### Required task
Express the records as a JSON list of strings, one string per line and blank lines omitted, from the line containing "- legend-name: lam1: [1164, 76, 1195, 90]" through the end of the records.

### Data lines
********

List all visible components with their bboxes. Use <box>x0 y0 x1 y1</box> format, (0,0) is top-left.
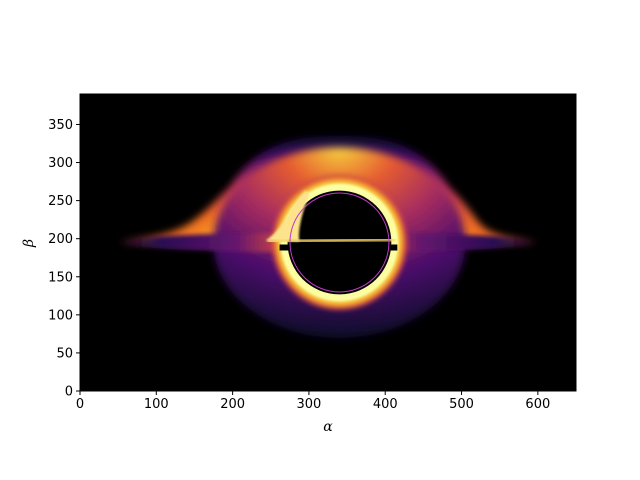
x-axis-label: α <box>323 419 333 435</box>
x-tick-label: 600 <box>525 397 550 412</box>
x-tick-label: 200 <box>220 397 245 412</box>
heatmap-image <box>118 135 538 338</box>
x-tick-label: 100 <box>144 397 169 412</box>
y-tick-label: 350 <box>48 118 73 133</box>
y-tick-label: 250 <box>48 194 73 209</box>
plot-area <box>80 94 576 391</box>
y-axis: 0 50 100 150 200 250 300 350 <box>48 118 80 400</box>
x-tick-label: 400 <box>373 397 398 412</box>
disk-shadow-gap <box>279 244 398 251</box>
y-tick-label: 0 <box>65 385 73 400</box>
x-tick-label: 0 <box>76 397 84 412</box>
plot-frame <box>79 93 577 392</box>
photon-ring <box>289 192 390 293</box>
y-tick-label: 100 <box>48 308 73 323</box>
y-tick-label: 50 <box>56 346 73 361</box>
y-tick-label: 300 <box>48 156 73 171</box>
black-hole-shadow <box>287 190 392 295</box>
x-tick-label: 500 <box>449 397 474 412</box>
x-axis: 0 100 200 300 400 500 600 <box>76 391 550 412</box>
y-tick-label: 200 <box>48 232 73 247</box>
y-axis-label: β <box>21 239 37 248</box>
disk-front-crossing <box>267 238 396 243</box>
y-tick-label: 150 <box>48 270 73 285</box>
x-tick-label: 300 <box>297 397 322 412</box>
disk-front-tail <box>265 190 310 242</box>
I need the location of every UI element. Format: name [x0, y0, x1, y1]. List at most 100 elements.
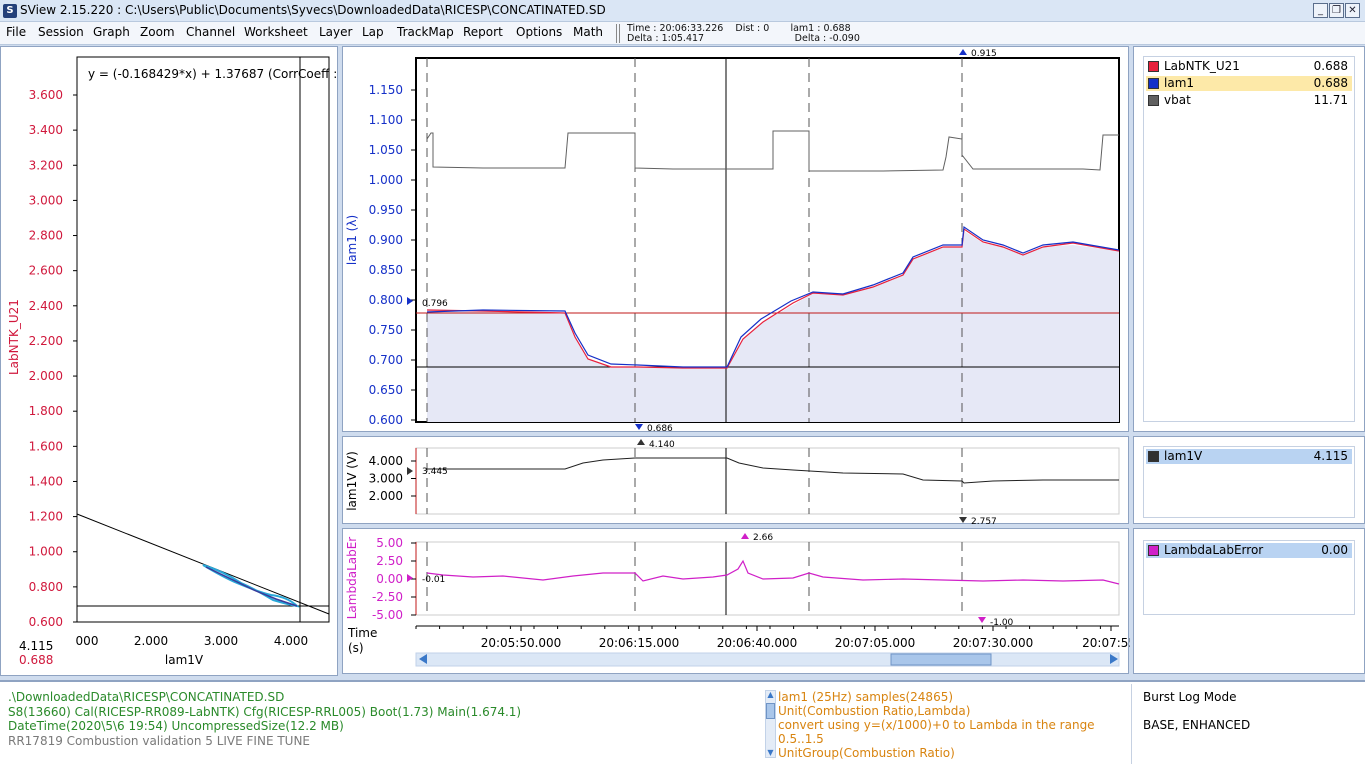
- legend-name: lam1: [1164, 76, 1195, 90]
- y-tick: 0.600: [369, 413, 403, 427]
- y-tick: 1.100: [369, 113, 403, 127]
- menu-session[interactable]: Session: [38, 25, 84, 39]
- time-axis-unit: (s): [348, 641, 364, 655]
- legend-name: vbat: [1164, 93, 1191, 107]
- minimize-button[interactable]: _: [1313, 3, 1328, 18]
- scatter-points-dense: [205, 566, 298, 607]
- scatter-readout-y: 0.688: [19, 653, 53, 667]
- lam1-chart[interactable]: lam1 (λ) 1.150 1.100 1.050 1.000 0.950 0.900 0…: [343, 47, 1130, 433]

********

### Reply
[
  "- legend-name: lam1: [1164, 76, 1195, 90]",
  "- y-tick: 0.600: [369, 413, 403, 427]",
  "- y-tick: 1.100: [369, 113, 403, 127]",
  "- menu-session[interactable]: Session: [38, 25, 84, 39]",
  "- time-axis-unit: (s): [348, 641, 364, 655]",
  "- legend-name: vbat: [1164, 93, 1191, 107]",
  "- minimize-button[interactable]: _: [1313, 3, 1328, 18]",
  "- scatter-points-dense: [205, 566, 298, 607]",
  "- scatter-readout-y: 0.688: [19, 653, 53, 667]",
  "- lam1-chart[interactable]: lam1 (λ) 1.150 1.100 1.050 1.000 0.950 0.900 0…: [343, 47, 1130, 433]"
]